─── Input records ───
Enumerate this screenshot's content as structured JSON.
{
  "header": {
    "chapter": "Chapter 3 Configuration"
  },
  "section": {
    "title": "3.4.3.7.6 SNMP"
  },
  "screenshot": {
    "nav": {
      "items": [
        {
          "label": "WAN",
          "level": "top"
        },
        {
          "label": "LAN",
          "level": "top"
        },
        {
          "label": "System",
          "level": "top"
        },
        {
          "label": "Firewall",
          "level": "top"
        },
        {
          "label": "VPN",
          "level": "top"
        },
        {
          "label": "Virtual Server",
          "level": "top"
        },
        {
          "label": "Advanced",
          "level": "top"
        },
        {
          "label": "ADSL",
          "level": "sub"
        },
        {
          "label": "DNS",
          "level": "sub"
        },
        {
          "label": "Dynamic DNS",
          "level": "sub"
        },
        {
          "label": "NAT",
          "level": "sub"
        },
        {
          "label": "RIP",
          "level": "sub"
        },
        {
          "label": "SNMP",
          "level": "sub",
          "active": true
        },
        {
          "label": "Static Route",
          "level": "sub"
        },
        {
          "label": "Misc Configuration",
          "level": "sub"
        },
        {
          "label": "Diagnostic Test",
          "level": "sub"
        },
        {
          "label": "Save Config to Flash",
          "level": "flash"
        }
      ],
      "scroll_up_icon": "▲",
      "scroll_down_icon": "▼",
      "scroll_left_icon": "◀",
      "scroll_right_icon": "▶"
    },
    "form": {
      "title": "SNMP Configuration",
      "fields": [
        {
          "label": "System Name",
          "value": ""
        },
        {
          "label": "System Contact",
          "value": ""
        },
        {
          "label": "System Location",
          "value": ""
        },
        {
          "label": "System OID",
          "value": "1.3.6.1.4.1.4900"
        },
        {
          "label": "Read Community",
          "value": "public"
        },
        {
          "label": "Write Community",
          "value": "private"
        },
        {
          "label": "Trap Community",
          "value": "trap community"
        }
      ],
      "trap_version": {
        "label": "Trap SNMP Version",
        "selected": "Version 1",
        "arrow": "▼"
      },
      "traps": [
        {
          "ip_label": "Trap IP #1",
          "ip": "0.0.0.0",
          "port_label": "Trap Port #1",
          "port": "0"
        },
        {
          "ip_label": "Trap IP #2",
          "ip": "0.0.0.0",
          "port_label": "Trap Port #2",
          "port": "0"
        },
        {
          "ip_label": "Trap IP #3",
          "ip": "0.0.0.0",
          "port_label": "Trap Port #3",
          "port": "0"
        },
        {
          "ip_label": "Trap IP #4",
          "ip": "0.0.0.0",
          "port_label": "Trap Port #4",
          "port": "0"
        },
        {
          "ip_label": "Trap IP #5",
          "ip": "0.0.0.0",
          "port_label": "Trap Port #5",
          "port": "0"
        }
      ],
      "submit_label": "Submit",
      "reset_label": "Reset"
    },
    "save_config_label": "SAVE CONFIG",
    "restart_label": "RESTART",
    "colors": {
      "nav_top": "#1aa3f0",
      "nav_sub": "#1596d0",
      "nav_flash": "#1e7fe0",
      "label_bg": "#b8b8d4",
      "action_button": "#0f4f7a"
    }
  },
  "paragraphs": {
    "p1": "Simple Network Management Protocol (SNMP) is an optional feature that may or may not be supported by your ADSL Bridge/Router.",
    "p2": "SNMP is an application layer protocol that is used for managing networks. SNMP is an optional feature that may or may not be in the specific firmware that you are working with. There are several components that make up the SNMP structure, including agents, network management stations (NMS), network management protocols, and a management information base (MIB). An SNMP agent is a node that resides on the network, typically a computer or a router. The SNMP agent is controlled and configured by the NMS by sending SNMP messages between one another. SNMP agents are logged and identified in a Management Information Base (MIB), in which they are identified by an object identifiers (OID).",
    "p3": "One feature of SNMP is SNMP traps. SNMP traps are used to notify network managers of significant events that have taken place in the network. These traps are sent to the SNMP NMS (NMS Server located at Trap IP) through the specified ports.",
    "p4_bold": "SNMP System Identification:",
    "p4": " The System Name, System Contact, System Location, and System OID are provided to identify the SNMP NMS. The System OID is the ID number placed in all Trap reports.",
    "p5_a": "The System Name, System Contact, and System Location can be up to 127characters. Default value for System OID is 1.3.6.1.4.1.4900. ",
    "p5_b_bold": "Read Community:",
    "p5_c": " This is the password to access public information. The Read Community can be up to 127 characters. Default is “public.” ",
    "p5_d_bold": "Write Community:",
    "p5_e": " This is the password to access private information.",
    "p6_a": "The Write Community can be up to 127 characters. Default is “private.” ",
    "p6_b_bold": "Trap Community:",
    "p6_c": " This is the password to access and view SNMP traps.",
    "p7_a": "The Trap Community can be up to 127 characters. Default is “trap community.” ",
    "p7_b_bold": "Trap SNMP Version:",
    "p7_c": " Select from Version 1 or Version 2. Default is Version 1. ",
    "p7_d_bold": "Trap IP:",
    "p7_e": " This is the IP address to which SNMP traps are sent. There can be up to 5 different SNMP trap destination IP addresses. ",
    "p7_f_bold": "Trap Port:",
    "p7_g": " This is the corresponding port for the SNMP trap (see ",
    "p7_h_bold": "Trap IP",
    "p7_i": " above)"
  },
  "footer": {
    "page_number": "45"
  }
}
───
Stated exercise
Return every line of the material exactly.

Response for this exercise
Enumerate this screenshot's content as structured JSON.
{
  "header": {
    "chapter": "Chapter 3 Configuration"
  },
  "section": {
    "title": "3.4.3.7.6 SNMP"
  },
  "screenshot": {
    "nav": {
      "items": [
        {
          "label": "WAN",
          "level": "top"
        },
        {
          "label": "LAN",
          "level": "top"
        },
        {
          "label": "System",
          "level": "top"
        },
        {
          "label": "Firewall",
          "level": "top"
        },
        {
          "label": "VPN",
          "level": "top"
        },
        {
          "label": "Virtual Server",
          "level": "top"
        },
        {
          "label": "Advanced",
          "level": "top"
        },
        {
          "label": "ADSL",
          "level": "sub"
        },
        {
          "label": "DNS",
          "level": "sub"
        },
        {
          "label": "Dynamic DNS",
          "level": "sub"
        },
        {
          "label": "NAT",
          "level": "sub"
        },
        {
          "label": "RIP",
          "level": "sub"
        },
        {
          "label": "SNMP",
          "level": "sub",
          "active": true
        },
        {
          "label": "Static Route",
          "level": "sub"
        },
        {
          "label": "Misc Configuration",
          "level": "sub"
        },
        {
          "label": "Diagnostic Test",
          "level": "sub"
        },
        {
          "label": "Save Config to Flash",
          "level": "flash"
        }
      ],
      "scroll_up_icon": "▲",
      "scroll_down_icon": "▼",
      "scroll_left_icon": "◀",
      "scroll_right_icon": "▶"
    },
    "form": {
      "title": "SNMP Configuration",
      "fields": [
        {
          "label": "System Name",
          "value": ""
        },
        {
          "label": "System Contact",
          "value": ""
        },
        {
          "label": "System Location",
          "value": ""
        },
        {
          "label": "System OID",
          "value": "1.3.6.1.4.1.4900"
        },
        {
          "label": "Read Community",
          "value": "public"
        },
        {
          "label": "Write Community",
          "value": "private"
        },
        {
          "label": "Trap Community",
          "value": "trap community"
        }
      ],
      "trap_version": {
        "label": "Trap SNMP Version",
        "selected": "Version 1",
        "arrow": "▼"
      },
      "traps": [
        {
          "ip_label": "Trap IP #1",
          "ip": "0.0.0.0",
          "port_label": "Trap Port #1",
          "port": "0"
        },
        {
          "ip_label": "Trap IP #2",
          "ip": "0.0.0.0",
          "port_label": "Trap Port #2",
          "port": "0"
        },
        {
          "ip_label": "Trap IP #3",
          "ip": "0.0.0.0",
          "port_label": "Trap Port #3",
          "port": "0"
        },
        {
          "ip_label": "Trap IP #4",
          "ip": "0.0.0.0",
          "port_label": "Trap Port #4",
          "port": "0"
        },
        {
          "ip_label": "Trap IP #5",
          "ip": "0.0.0.0",
          "port_label": "Trap Port #5",
          "port": "0"
        }
      ],
      "submit_label": "Submit",
      "reset_label": "Reset"
    },
    "save_config_label": "SAVE CONFIG",
    "restart_label": "RESTART",
    "colors": {
      "nav_top": "#1aa3f0",
      "nav_sub": "#1596d0",
      "nav_flash": "#1e7fe0",
      "label_bg": "#b8b8d4",
      "action_button": "#0f4f7a"
    }
  },
  "paragraphs": {
    "p1": "Simple Network Management Protocol (SNMP) is an optional feature that may or may not be supported by your ADSL Bridge/Router.",
    "p2": "SNMP is an application layer protocol that is used for managing networks. SNMP is an optional feature that may or may not be in the specific firmware that you are working with. There are several components that make up the SNMP structure, including agents, network management stations (NMS), network management protocols, and a management information base (MIB). An SNMP agent is a node that resides on the network, typically a computer or a router. The SNMP agent is controlled and configured by the NMS by sending SNMP messages between one another. SNMP agents are logged and identified in a Management Information Base (MIB), in which they are identified by an object identifiers (OID).",
    "p3": "One feature of SNMP is SNMP traps. SNMP traps are used to notify network managers of significant events that have taken place in the network. These traps are sent to the SNMP NMS (NMS Server located at Trap IP) through the specified ports.",
    "p4_bold": "SNMP System Identification:",
    "p4": " The System Name, System Contact, System Location, and System OID are provided to identify the SNMP NMS. The System OID is the ID number placed in all Trap reports.",
    "p5_a": "The System Name, System Contact, and System Location can be up to 127characters. Default value for System OID is 1.3.6.1.4.1.4900. ",
    "p5_b_bold": "Read Community:",
    "p5_c": " This is the password to access public information. The Read Community can be up to 127 characters. Default is “public.” ",
    "p5_d_bold": "Write Community:",
    "p5_e": " This is the password to access private information.",
    "p6_a": "The Write Community can be up to 127 characters. Default is “private.” ",
    "p6_b_bold": "Trap Community:",
    "p6_c": " This is the password to access and view SNMP traps.",
    "p7_a": "The Trap Community can be up to 127 characters. Default is “trap community.” ",
    "p7_b_bold": "Trap SNMP Version:",
    "p7_c": " Select from Version 1 or Version 2. Default is Version 1. ",
    "p7_d_bold": "Trap IP:",
    "p7_e": " This is the IP address to which SNMP traps are sent. There can be up to 5 different SNMP trap destination IP addresses. ",
    "p7_f_bold": "Trap Port:",
    "p7_g": " This is the corresponding port for the SNMP trap (see ",
    "p7_h_bold": "Trap IP",
    "p7_i": " above)"
  },
  "footer": {
    "page_number": "45"
  }
}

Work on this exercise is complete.